■ Work to complete: In the listing below, find every line containing "może" and copy it out.
───── Recorded information
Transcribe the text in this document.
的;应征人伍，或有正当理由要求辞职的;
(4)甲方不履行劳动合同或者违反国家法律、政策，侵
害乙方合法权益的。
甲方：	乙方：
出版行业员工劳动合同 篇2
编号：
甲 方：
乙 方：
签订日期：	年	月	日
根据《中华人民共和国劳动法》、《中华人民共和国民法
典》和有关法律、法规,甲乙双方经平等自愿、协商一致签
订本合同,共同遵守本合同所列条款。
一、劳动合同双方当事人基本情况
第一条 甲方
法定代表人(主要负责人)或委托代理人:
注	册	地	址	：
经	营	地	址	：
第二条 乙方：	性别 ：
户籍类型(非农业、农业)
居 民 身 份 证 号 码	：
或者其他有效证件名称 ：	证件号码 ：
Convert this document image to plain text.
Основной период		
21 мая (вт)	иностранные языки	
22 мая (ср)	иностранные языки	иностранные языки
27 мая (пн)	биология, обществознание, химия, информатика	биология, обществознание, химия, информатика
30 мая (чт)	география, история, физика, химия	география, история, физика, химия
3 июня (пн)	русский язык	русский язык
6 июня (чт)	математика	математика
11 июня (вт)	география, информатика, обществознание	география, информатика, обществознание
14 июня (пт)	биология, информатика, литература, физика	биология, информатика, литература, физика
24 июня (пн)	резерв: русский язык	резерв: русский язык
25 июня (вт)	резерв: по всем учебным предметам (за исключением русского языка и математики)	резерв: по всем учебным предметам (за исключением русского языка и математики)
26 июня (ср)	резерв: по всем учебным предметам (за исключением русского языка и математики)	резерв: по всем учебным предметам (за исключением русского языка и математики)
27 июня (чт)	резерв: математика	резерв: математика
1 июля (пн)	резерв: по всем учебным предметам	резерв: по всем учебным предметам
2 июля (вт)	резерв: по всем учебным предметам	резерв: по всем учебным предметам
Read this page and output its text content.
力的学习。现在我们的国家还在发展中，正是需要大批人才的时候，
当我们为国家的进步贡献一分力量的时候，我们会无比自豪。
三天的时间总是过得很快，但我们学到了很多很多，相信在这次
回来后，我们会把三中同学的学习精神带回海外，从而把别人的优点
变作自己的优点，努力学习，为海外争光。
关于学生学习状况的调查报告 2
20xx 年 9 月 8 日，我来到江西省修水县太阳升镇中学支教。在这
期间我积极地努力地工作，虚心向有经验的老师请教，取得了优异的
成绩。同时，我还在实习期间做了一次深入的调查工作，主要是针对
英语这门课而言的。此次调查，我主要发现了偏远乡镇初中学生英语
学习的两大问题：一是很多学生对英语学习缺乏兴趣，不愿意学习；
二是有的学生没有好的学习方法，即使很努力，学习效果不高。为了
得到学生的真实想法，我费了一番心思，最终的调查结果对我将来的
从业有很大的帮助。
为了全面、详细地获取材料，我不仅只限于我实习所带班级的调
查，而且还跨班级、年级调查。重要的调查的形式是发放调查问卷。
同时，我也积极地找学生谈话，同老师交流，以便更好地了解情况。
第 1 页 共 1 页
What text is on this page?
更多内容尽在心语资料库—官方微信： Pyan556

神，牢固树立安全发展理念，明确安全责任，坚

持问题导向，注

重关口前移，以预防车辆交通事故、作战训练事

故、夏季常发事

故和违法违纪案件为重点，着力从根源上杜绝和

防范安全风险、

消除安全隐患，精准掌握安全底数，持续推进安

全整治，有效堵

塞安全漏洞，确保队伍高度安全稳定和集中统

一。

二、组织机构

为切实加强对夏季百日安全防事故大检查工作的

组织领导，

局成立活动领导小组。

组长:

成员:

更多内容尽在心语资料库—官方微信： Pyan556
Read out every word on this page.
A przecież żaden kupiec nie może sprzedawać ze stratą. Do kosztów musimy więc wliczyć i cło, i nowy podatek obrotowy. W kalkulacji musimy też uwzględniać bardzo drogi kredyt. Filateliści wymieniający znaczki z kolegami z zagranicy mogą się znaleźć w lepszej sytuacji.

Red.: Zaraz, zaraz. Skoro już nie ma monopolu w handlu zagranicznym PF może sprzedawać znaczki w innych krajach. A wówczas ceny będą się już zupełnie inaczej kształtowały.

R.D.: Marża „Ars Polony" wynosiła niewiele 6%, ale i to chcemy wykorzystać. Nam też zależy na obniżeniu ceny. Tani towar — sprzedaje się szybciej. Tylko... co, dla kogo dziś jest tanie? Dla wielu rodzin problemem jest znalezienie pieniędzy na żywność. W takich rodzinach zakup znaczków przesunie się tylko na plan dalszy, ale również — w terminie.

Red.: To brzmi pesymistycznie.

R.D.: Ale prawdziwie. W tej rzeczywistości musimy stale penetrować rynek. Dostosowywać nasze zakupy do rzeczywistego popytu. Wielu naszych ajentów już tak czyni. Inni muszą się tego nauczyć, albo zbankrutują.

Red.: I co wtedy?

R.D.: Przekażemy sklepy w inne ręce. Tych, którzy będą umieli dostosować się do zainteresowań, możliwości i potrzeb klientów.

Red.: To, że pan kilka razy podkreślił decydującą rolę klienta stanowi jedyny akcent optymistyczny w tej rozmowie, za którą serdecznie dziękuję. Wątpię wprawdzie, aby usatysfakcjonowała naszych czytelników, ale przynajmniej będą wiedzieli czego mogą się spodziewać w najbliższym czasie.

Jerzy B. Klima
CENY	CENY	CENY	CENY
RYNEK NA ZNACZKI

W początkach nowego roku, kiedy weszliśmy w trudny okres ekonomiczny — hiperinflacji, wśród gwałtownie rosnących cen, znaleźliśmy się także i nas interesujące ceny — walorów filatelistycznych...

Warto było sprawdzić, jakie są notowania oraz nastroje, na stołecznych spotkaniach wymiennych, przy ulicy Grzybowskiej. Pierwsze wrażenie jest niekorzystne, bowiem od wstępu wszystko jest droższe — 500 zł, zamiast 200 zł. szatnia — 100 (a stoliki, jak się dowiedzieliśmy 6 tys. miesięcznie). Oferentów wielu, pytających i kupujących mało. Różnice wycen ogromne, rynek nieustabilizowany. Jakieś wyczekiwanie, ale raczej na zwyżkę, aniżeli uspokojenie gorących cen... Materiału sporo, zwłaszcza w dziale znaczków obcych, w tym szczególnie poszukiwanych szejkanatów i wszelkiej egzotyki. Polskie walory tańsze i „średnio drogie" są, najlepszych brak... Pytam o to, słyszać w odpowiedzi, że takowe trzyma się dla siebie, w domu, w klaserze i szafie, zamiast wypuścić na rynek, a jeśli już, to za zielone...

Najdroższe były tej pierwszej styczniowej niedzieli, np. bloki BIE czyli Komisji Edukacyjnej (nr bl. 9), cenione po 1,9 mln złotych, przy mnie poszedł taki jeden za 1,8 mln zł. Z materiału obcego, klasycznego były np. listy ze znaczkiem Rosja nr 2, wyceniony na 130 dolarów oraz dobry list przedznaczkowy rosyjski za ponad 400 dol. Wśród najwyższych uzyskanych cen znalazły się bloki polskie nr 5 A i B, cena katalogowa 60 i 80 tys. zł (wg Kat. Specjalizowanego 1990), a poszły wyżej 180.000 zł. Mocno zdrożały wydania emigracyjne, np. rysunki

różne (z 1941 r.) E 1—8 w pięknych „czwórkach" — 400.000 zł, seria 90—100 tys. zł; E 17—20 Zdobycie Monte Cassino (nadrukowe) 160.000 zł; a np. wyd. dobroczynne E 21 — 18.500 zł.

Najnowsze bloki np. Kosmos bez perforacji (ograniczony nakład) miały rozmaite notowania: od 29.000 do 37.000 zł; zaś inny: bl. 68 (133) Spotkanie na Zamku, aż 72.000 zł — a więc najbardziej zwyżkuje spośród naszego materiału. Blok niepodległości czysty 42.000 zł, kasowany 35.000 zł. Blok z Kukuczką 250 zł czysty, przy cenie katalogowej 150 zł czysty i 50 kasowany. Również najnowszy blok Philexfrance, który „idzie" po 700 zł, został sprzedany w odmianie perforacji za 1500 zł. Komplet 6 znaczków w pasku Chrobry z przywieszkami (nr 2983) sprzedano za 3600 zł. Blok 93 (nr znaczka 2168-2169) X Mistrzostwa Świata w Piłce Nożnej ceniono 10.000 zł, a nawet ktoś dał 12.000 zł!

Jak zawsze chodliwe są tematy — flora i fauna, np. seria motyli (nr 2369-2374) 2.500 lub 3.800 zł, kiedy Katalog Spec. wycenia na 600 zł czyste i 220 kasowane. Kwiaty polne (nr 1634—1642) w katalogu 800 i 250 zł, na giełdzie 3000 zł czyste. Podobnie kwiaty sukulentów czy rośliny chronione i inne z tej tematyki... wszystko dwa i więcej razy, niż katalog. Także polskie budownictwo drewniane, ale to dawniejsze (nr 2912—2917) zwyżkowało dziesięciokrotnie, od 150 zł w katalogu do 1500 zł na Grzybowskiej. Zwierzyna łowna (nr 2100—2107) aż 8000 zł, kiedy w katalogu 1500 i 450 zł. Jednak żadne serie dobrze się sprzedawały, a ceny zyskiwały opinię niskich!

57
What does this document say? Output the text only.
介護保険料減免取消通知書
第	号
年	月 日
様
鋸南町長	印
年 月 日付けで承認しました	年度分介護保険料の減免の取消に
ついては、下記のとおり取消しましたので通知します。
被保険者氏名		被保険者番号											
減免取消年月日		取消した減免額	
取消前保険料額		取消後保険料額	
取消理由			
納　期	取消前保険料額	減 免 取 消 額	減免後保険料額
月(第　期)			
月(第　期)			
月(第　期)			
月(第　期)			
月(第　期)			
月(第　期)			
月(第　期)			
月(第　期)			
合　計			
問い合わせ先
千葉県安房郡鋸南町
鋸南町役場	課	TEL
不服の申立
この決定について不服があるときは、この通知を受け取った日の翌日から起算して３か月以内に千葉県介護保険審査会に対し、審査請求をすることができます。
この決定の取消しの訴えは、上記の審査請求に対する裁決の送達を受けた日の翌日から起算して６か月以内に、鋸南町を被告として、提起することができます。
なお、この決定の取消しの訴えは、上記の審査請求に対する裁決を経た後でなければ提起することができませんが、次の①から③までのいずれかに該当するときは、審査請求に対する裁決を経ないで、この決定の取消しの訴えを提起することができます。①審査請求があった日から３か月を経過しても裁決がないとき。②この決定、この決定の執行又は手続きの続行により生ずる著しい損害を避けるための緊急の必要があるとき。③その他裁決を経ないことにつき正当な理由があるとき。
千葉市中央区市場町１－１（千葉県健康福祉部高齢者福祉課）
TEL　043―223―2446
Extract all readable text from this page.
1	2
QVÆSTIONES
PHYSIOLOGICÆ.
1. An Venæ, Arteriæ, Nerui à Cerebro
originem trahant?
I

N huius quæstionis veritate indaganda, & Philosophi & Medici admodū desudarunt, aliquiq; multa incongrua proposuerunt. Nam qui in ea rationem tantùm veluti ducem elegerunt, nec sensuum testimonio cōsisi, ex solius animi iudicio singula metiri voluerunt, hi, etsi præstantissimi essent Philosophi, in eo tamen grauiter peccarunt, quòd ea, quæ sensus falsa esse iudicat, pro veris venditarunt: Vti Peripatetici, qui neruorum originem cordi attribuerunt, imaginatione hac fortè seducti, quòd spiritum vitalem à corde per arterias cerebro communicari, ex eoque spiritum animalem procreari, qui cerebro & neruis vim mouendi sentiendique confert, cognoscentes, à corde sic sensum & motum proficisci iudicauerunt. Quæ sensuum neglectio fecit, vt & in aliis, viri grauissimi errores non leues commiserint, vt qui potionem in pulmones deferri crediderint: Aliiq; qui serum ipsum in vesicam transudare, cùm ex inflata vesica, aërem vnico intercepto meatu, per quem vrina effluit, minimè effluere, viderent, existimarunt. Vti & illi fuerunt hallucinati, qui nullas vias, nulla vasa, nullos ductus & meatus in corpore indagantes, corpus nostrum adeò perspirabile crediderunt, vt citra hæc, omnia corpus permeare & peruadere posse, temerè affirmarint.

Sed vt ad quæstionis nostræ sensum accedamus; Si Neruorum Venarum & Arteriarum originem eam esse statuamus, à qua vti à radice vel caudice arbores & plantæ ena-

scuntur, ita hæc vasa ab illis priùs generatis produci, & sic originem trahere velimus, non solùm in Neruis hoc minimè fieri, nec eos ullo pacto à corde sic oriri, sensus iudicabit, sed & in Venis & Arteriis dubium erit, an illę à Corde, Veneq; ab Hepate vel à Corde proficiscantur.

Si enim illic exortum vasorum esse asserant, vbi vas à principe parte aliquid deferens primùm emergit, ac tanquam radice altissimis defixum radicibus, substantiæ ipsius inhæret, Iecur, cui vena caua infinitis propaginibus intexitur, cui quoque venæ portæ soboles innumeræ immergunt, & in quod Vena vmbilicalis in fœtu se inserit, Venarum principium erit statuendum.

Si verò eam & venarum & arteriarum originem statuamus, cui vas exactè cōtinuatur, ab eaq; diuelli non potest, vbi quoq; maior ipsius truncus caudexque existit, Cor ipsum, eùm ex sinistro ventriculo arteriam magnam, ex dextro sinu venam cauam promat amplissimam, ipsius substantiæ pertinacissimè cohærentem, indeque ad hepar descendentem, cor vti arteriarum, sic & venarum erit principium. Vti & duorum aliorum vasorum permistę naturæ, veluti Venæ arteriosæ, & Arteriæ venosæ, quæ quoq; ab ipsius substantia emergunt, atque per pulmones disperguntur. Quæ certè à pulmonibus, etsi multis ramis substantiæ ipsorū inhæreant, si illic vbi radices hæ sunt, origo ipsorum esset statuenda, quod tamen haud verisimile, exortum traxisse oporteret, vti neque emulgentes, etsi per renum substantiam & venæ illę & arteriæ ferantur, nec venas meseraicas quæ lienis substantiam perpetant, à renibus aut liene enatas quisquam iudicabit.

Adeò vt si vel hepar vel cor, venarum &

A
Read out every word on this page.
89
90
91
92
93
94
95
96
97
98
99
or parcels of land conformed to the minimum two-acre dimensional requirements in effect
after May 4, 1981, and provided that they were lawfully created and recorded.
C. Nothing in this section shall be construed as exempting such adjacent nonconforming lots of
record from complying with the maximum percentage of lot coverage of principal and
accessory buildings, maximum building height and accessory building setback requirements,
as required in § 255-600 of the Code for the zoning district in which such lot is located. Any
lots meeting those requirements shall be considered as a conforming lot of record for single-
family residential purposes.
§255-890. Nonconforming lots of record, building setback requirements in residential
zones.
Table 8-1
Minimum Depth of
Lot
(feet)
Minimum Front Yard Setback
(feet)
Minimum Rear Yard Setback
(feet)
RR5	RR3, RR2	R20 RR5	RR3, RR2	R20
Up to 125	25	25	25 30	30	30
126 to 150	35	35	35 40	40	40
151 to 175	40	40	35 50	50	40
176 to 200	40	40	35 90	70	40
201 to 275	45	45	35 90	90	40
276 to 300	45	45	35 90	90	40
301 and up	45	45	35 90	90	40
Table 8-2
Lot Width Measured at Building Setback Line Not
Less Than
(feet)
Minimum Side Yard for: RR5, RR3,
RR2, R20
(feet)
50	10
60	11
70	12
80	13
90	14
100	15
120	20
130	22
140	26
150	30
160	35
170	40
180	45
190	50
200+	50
──────────
■ Worked answer:
A przecież żaden kupiec nie może sprzedawać ze stratą. Do kosztów musimy więc wliczyć i cło, i nowy podatek obrotowy. W kalkulacji musimy też uwzględniać bardzo drogi kredyt. Filateliści wymieniający znaczki z kolegami z zagranicy mogą się znaleźć w lepszej sytuacji.
Red.: Zaraz, zaraz. Skoro już nie ma monopolu w handlu zagranicznym PF może sprzedawać znaczki w innych krajach. A wówczas ceny będą się już zupełnie inaczej kształtowały.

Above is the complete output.